Collected data:
☆ ☆ ☆ ☆

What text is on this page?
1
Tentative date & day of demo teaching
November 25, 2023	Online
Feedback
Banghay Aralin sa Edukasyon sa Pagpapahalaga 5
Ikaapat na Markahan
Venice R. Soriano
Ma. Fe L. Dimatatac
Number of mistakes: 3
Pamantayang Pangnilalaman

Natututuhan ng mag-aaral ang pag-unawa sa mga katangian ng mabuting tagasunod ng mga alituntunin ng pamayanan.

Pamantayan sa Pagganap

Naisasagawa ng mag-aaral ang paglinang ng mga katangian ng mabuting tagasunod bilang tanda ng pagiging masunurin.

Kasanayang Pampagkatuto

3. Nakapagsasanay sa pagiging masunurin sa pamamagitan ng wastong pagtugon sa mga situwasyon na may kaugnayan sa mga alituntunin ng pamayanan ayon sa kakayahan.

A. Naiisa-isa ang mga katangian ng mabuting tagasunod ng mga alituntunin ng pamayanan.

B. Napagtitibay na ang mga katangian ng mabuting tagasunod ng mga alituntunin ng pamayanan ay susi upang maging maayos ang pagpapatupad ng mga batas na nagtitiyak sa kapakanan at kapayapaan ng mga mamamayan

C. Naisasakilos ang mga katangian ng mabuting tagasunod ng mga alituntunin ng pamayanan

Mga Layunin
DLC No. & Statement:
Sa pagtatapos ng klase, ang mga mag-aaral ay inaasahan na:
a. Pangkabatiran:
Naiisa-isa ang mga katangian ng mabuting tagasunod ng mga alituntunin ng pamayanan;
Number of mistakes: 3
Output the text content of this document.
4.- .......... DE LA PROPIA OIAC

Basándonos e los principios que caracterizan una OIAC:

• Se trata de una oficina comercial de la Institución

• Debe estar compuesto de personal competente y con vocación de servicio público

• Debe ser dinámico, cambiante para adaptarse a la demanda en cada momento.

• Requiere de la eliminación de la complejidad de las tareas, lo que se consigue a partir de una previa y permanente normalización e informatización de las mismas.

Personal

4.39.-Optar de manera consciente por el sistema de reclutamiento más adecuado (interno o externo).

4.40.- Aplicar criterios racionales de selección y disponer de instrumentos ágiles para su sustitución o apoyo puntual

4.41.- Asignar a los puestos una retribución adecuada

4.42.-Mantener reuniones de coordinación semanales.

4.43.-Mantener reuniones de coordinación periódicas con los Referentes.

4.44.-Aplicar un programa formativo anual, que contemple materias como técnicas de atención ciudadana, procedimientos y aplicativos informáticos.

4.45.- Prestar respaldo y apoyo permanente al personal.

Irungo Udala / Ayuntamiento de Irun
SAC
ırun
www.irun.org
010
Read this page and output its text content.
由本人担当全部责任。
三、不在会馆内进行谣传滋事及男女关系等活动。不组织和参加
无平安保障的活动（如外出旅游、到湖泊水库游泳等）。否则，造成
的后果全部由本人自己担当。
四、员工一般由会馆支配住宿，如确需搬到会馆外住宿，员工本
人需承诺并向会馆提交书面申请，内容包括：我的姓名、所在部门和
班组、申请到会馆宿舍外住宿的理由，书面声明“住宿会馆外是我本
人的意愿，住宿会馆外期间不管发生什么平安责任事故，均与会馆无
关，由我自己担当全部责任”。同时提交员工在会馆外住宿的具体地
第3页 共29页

☆ ☆ ☆ ☆

Copy exactly the line containing "Output the text content of this document." and every line after it, ending with the last line of the records above.

Output the text content of this document.
4.- .......... DE LA PROPIA OIAC

Basándonos e los principios que caracterizan una OIAC:

• Se trata de una oficina comercial de la Institución

• Debe estar compuesto de personal competente y con vocación de servicio público

• Debe ser dinámico, cambiante para adaptarse a la demanda en cada momento.

• Requiere de la eliminación de la complejidad de las tareas, lo que se consigue a partir de una previa y permanente normalización e informatización de las mismas.

Personal

4.39.-Optar de manera consciente por el sistema de reclutamiento más adecuado (interno o externo).

4.40.- Aplicar criterios racionales de selección y disponer de instrumentos ágiles para su sustitución o apoyo puntual

4.41.- Asignar a los puestos una retribución adecuada

4.42.-Mantener reuniones de coordinación semanales.

4.43.-Mantener reuniones de coordinación periódicas con los Referentes.

4.44.-Aplicar un programa formativo anual, que contemple materias como técnicas de atención ciudadana, procedimientos y aplicativos informáticos.

4.45.- Prestar respaldo y apoyo permanente al personal.

Irungo Udala / Ayuntamiento de Irun
SAC
ırun
www.irun.org
010
Read this page and output its text content.
由本人担当全部责任。
三、不在会馆内进行谣传滋事及男女关系等活动。不组织和参加
无平安保障的活动（如外出旅游、到湖泊水库游泳等）。否则，造成
的后果全部由本人自己担当。
四、员工一般由会馆支配住宿，如确需搬到会馆外住宿，员工本
人需承诺并向会馆提交书面申请，内容包括：我的姓名、所在部门和
班组、申请到会馆宿舍外住宿的理由，书面声明“住宿会馆外是我本
人的意愿，住宿会馆外期间不管发生什么平安责任事故，均与会馆无
关，由我自己担当全部责任”。同时提交员工在会馆外住宿的具体地
第3页 共29页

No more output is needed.